Work out how many lines hold the string "muchos". Give that number and nothing more.

■ ■ ■ ■ ■ ■ ■

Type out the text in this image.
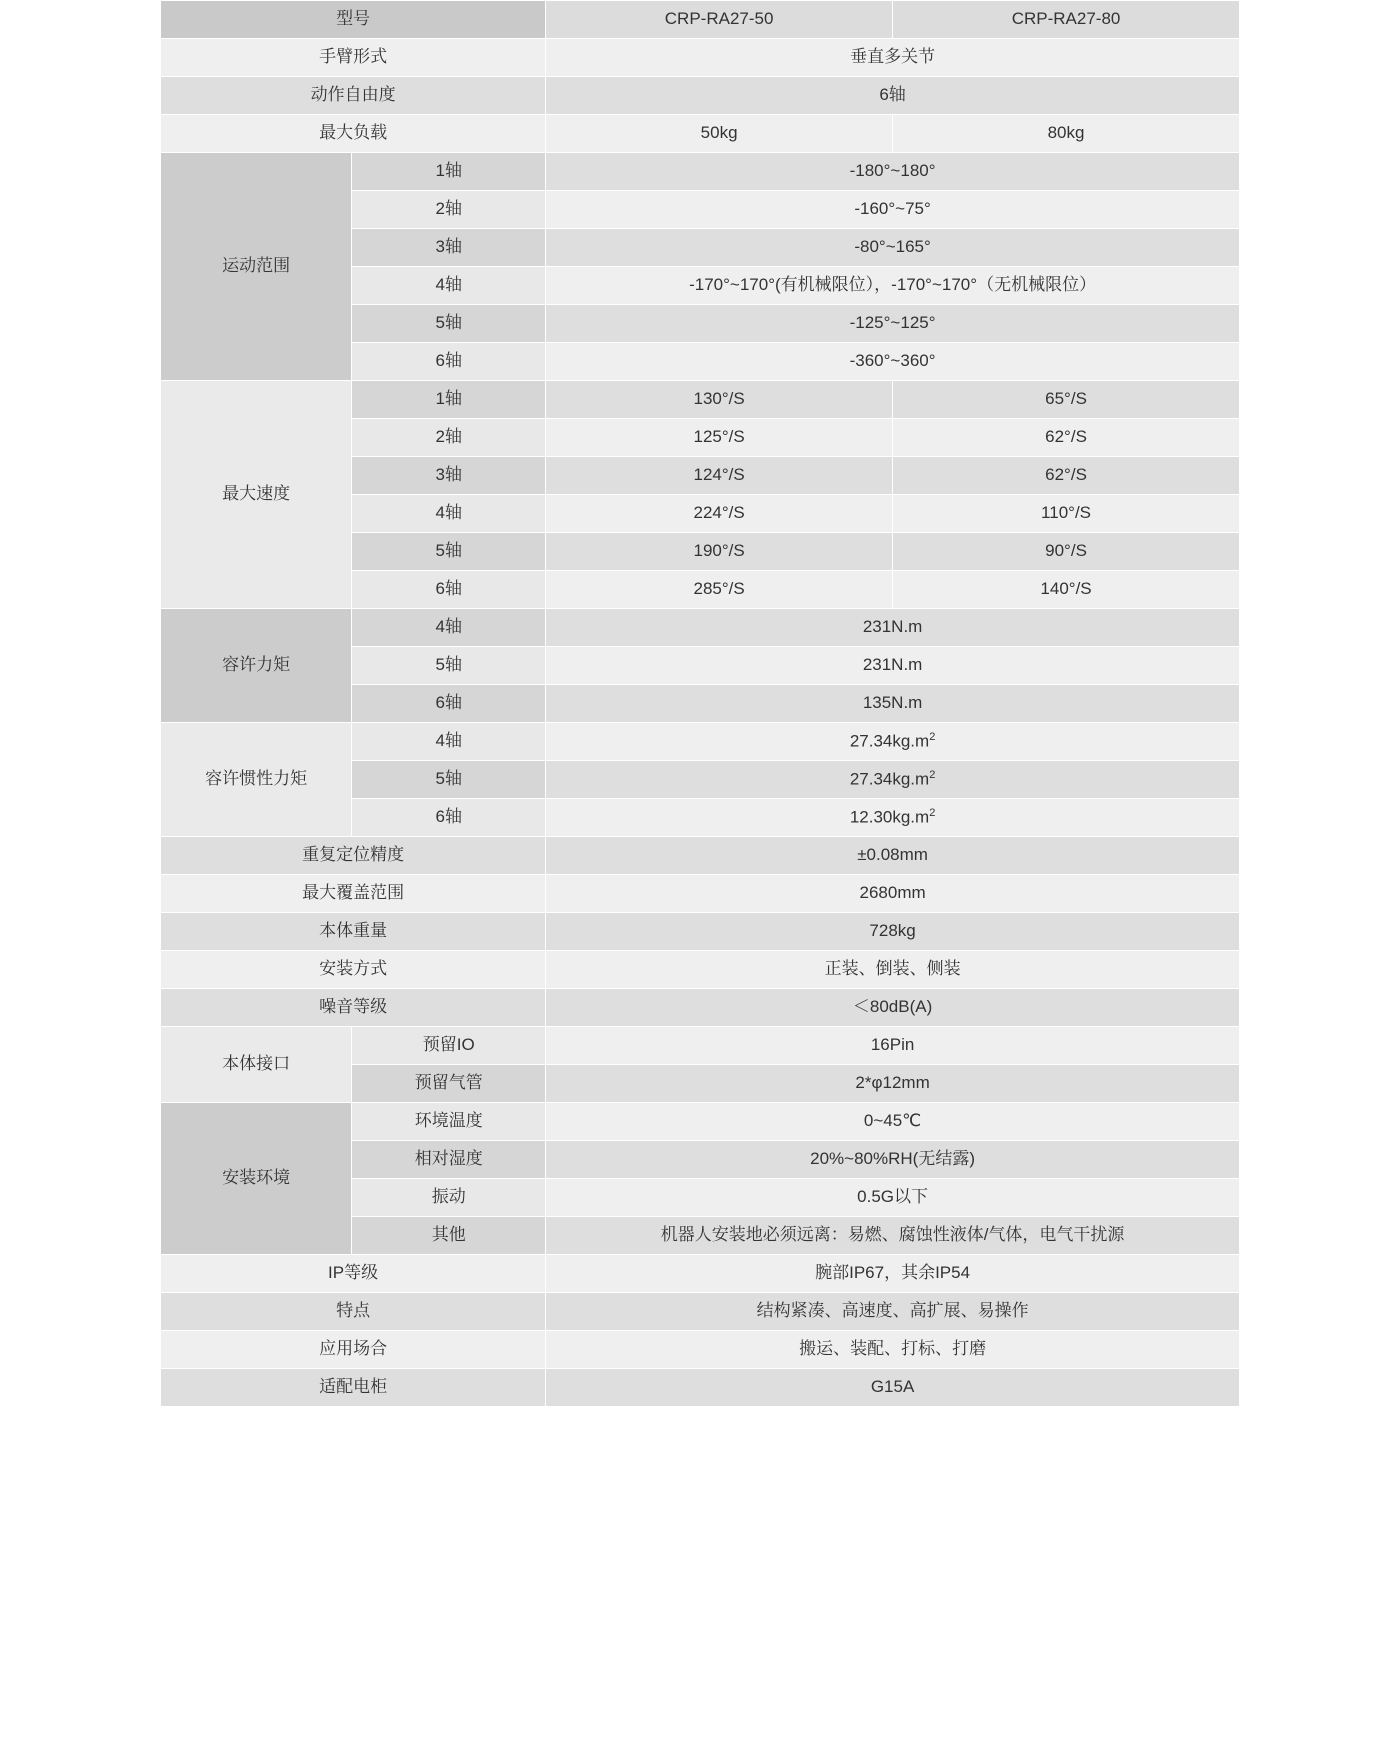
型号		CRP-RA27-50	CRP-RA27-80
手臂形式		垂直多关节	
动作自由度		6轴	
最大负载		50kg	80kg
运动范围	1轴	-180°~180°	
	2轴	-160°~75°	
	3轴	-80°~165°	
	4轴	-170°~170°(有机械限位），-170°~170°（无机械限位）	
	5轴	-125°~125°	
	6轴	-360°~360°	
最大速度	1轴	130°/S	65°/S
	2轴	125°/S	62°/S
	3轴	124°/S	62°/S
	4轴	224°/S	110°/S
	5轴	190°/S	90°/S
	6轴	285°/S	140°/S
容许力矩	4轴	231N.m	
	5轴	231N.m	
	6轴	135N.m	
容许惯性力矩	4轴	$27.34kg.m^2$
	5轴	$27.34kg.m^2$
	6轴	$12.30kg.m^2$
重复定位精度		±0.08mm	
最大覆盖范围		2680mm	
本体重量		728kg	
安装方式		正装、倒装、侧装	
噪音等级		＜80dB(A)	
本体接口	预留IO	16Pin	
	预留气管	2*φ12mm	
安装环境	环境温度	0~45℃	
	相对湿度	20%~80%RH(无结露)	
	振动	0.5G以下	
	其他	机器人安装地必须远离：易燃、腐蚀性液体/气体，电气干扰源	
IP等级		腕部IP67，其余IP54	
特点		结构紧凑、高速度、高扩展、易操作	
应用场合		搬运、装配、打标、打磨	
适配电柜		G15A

■ ■ ■ ■ ■ ■ ■

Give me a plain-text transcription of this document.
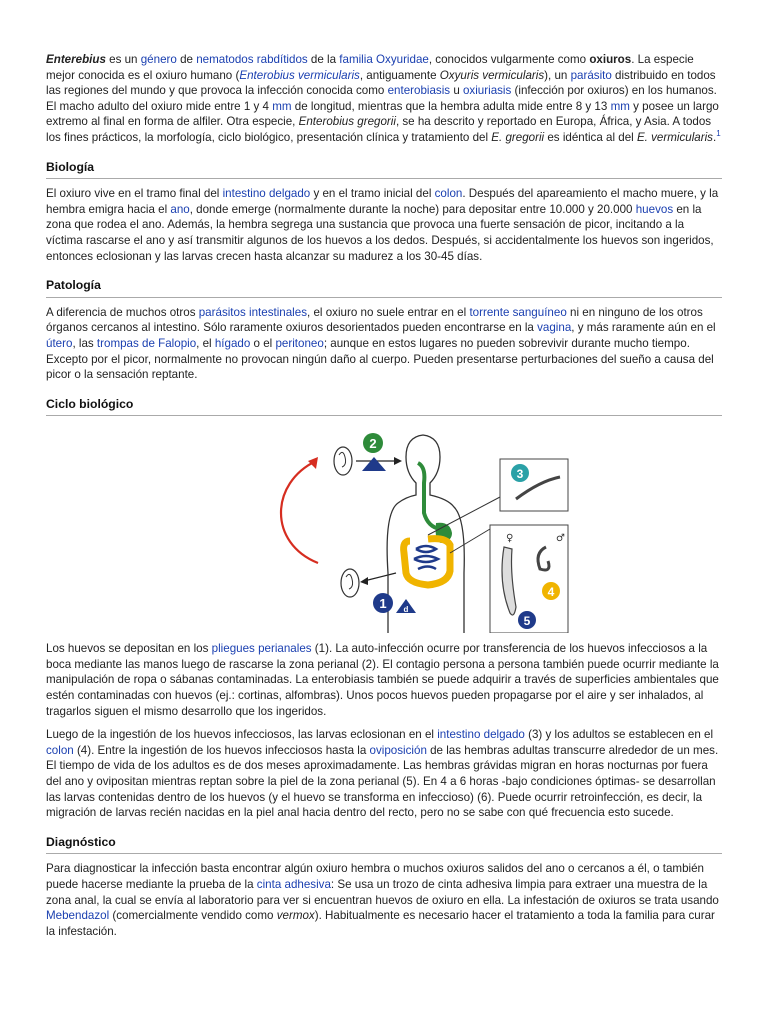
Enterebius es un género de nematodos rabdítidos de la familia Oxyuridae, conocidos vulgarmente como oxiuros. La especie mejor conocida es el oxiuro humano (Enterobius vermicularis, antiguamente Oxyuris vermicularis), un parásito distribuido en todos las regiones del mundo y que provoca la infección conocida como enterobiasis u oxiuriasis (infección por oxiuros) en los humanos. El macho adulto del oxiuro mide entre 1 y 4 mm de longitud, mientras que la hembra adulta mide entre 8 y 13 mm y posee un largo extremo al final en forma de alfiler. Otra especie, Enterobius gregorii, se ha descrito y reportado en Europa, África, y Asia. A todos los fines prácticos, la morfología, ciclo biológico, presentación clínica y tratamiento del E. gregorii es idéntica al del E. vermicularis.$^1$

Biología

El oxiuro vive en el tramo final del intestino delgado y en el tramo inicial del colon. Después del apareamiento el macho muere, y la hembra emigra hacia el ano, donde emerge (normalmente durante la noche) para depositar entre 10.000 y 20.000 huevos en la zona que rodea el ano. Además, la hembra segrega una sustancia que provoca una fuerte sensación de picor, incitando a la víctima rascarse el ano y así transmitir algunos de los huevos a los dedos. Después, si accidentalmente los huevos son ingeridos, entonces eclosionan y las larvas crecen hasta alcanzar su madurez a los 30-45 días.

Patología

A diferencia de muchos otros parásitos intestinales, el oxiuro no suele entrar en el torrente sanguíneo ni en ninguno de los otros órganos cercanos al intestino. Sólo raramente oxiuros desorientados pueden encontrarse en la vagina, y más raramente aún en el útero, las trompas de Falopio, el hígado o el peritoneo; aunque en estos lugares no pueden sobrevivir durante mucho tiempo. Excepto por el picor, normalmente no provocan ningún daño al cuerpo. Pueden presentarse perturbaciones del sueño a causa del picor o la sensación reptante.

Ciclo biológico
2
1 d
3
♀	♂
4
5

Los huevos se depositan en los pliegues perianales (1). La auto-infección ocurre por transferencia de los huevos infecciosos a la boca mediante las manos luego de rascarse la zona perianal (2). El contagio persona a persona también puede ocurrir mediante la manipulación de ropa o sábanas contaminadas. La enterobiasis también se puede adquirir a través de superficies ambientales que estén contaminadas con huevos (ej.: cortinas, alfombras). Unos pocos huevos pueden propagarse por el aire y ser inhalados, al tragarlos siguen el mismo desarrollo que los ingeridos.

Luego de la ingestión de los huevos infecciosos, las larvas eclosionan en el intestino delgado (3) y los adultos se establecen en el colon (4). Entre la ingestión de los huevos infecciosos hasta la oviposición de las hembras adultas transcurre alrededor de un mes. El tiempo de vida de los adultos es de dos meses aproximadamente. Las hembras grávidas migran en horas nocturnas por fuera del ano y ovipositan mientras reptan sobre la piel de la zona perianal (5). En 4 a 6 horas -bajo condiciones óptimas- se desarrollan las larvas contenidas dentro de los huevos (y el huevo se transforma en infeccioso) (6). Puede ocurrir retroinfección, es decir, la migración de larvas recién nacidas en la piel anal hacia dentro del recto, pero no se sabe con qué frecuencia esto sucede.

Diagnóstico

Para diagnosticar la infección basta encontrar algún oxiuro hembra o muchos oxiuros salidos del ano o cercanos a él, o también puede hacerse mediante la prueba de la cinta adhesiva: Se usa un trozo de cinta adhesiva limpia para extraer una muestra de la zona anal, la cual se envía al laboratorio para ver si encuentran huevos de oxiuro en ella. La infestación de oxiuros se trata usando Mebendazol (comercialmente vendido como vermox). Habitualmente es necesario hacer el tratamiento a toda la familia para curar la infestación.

■ ■ ■ ■ ■ ■ ■

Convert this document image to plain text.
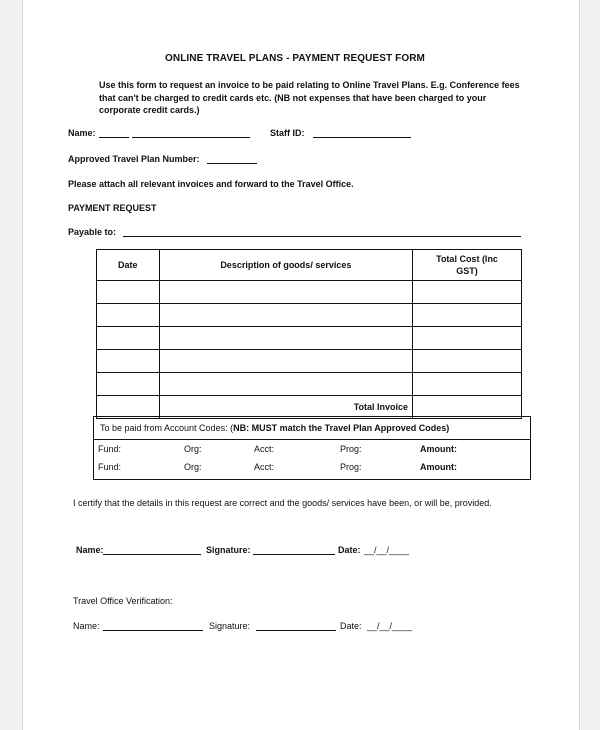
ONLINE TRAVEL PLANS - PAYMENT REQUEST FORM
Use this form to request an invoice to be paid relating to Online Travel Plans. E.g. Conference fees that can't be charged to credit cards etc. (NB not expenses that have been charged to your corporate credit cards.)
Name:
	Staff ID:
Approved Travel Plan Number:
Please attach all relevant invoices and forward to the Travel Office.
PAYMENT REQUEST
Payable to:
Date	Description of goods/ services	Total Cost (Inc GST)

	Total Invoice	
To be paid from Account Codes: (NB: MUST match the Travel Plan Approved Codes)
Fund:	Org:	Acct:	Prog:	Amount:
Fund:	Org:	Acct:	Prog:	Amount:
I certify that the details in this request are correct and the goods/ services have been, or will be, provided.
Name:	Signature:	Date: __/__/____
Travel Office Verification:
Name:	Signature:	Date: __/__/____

■ ■ ■ ■ ■ ■ ■

Answer in full: 2